** BEGIN Text block **

Subject: Re: Firefly

Date: November 11, 2013 9:27:11 PM CST

To: Richard Diller <dick@thedillers.net>

HI Richard,

Congratulations and good luck with the book sales.  I will most certainly add it to my next revision and I encourage you to send your note to Mark Sztanyo at
Mark@pilotcommunication.net  and ask him to include it in his next few PCN High Life issues.  My email list is four years old and many addresses are no longer good, but I still send messages to the list and suffer the innumerable bounces each time.  You'll do much better using his list.

But . . . . I would like a copy of your book, preferably a signed copy of the First Edition.  Please let me know the amount including shipping and I'll send you a check ASAP.
I'm looking forward to reading it.  A close friend of mine from USAF days, Bill Constantine, flew A-1s at  Pleiku.  We were on the same KC-135 crew in SAC in the mid 60s.  He's now a retired BGen living in Capetown, S. Africa.

** END Text block **

Challenges >>
1 - Name every person the email mentions by name.
2 - According to the email, where does Bill Constantine live now?
3 - Copy the passage of the email starting at "To: Richard Diller" and ending at "Capetown, S. Africa.".

** BEGIN Dataset entries **

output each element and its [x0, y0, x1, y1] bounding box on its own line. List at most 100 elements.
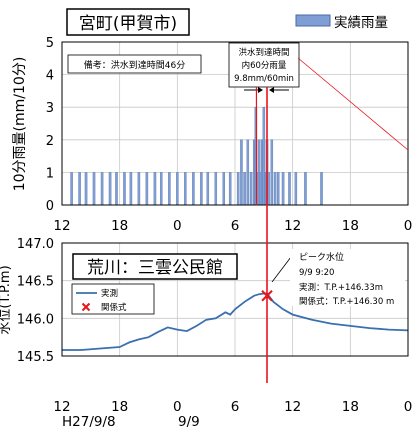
rainfall-y-tick-label: 2: [46, 134, 54, 149]
rainfall-legend-swatch: [295, 14, 331, 27]
date-label-day2: 9/9: [178, 414, 200, 429]
level-y-tick-label: 146.0: [17, 312, 54, 327]
rainfall-bar: [228, 172, 232, 206]
rainfall-bar: [273, 172, 277, 206]
rainfall-x-tick-label: 0: [173, 218, 182, 234]
rainfall-bar: [70, 172, 73, 206]
rainfall-bar: [294, 172, 298, 206]
rainfall-bar: [160, 172, 163, 206]
level-panel: 145.5 146.0 146.5 147.0 12 18 0 6 12 18 0 荒川：三雲公民…: [0, 237, 412, 429]
level-y-tick-label: 147.0: [17, 237, 54, 252]
rainfall-bar: [206, 172, 210, 206]
date-label-day1: H27/9/8: [62, 414, 116, 429]
rainfall-title-box: [66, 8, 190, 36]
level-legend-observed: 実測: [101, 288, 118, 299]
rainfall-bar: [270, 139, 274, 206]
peak-observed: 実測：T.P.+146.33m: [299, 282, 383, 293]
rainfall-bar: [184, 172, 187, 206]
level-x-tick-label: 12: [53, 399, 70, 415]
level-x-tick-label: 18: [342, 399, 359, 415]
rainfall-bar: [267, 172, 270, 206]
observed-water-level-line: [62, 292, 409, 351]
rainfall-bar: [320, 172, 323, 206]
rainfall-x-tick-label: 18: [111, 218, 128, 234]
rainfall-bar: [288, 172, 291, 206]
level-x-tick-labels: 12 18 0 6 12 18 0: [53, 399, 412, 415]
rainfall-note-box: [67, 54, 202, 74]
rainfall-y-tick-label: 4: [46, 69, 54, 84]
rainfall-y-tick-label: 0: [46, 199, 54, 214]
rainfall-bar: [168, 172, 171, 206]
rainfall-x-tick-label: 0: [404, 218, 412, 234]
level-x-tick-label: 12: [284, 399, 301, 415]
rainfall-bar: [281, 172, 285, 206]
rainfall-bar: [176, 172, 179, 206]
rainfall-title: 宮町(甲賀市): [79, 14, 177, 34]
rainfall-legend-label: 実績雨量: [334, 15, 388, 31]
rainfall-bar: [137, 172, 141, 206]
rainfall-bar: [92, 172, 96, 206]
level-legend-relation: 関係式: [101, 302, 127, 313]
rainfall-y-tick-label: 5: [46, 36, 54, 51]
rainfall-note: 備考：洪水到達時間46分: [84, 59, 185, 71]
rainfall-bar: [153, 172, 157, 206]
rainfall-bar: [129, 172, 133, 206]
rainfall-bar: [276, 172, 280, 206]
rainfall-bar: [123, 172, 126, 206]
rainfall-bar: [145, 172, 149, 206]
rainfall-y-tick-label: 1: [46, 166, 54, 181]
rainfall-callout-line2: 内60分雨量: [242, 60, 287, 71]
level-y-tick-label: 145.5: [17, 350, 54, 365]
level-title: 荒川：三雲公民館: [87, 258, 223, 278]
level-x-tick-label: 6: [231, 399, 240, 415]
peak-time: 9/9 9:20: [299, 268, 334, 278]
peak-title: ピーク水位: [299, 251, 344, 263]
rainfall-bar: [222, 172, 226, 206]
rainfall-bar: [100, 172, 104, 206]
rainfall-callout-box: [228, 42, 300, 88]
rainfall-x-tick-label: 12: [53, 218, 70, 234]
rainfall-y-tick-labels: 0 1 2 3 4 5: [46, 36, 54, 214]
level-legend-box: [71, 283, 155, 315]
rainfall-bar: [304, 172, 307, 206]
rainfall-x-tick-label: 12: [284, 218, 301, 234]
rainfall-diagonal-pointer: [297, 57, 409, 151]
level-y-label: 水位(T.P.m): [0, 265, 13, 334]
level-x-tick-label: 0: [404, 399, 412, 415]
level-y-tick-labels: 145.5 146.0 146.5 147.0: [17, 237, 54, 365]
rainfall-y-tick-label: 3: [46, 101, 54, 116]
rainfall-x-tick-labels: 12 18 0 6 12 18 0: [53, 218, 412, 234]
rainfall-bar: [84, 172, 88, 206]
rainfall-bar: [243, 172, 246, 206]
rainfall-bars: [70, 107, 323, 206]
duration-arrowhead-left: [258, 87, 263, 93]
rainfall-bar: [78, 172, 81, 206]
rainfall-bar: [249, 172, 253, 206]
rainfall-callout-line3: 9.8mm/60min: [234, 74, 294, 84]
rainfall-bar: [192, 172, 195, 206]
rainfall-callout-line1: 洪水到達時間: [238, 47, 289, 58]
rainfall-y-label: 10分雨量(mm/10分): [12, 57, 28, 192]
rainfall-bar: [236, 172, 240, 206]
rainfall-x-tick-label: 18: [342, 218, 359, 234]
peak-relation: 関係式：T.P.+146.30 m: [299, 296, 394, 307]
rainfall-bar: [200, 172, 203, 206]
rainfall-bar: [214, 172, 218, 206]
peak-pointer-line: [271, 256, 292, 283]
level-title-box: [72, 253, 238, 280]
rainfall-bar: [246, 139, 250, 206]
rainfall-bar: [108, 172, 112, 206]
legend-marker-x: [81, 302, 91, 312]
rainfall-x-tick-label: 6: [231, 218, 240, 234]
level-legend-marker-swatch: [81, 302, 91, 312]
rainfall-plot-frame: [61, 41, 409, 206]
rainfall-bar: [115, 172, 118, 206]
level-y-tick-label: 146.5: [17, 275, 54, 290]
level-x-tick-label: 18: [111, 399, 128, 415]
peak-annotation-box: [290, 249, 405, 306]
duration-arrowhead-right: [269, 87, 274, 93]
level-plot-frame: [61, 242, 409, 357]
level-x-tick-label: 0: [173, 399, 182, 415]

** END Dataset entries **

Correct answers >>
1 - Richard Diller, Mark Sztanyo, Bill Constantine

2 - Capetown, S. Africa

3 -
To: Richard Diller <dick@thedillers.net>

HI Richard,

Congratulations and good luck with the book sales.  I will most certainly add it to my next revision and I encourage you to send your note to Mark Sztanyo at
Mark@pilotcommunication.net  and ask him to include it in his next few PCN High Life issues.  My email list is four years old and many addresses are no longer good, but I still send messages to the list and suffer the innumerable bounces each time.  You'll do much better using his list.

But . . . . I would like a copy of your book, preferably a signed copy of the First Edition.  Please let me know the amount including shipping and I'll send you a check ASAP.
I'm looking forward to reading it.  A close friend of mine from USAF days, Bill Constantine, flew A-1s at  Pleiku.  We were on the same KC-135 crew in SAC in the mid 60s.  He's now a retired BGen living in Capetown, S. Africa.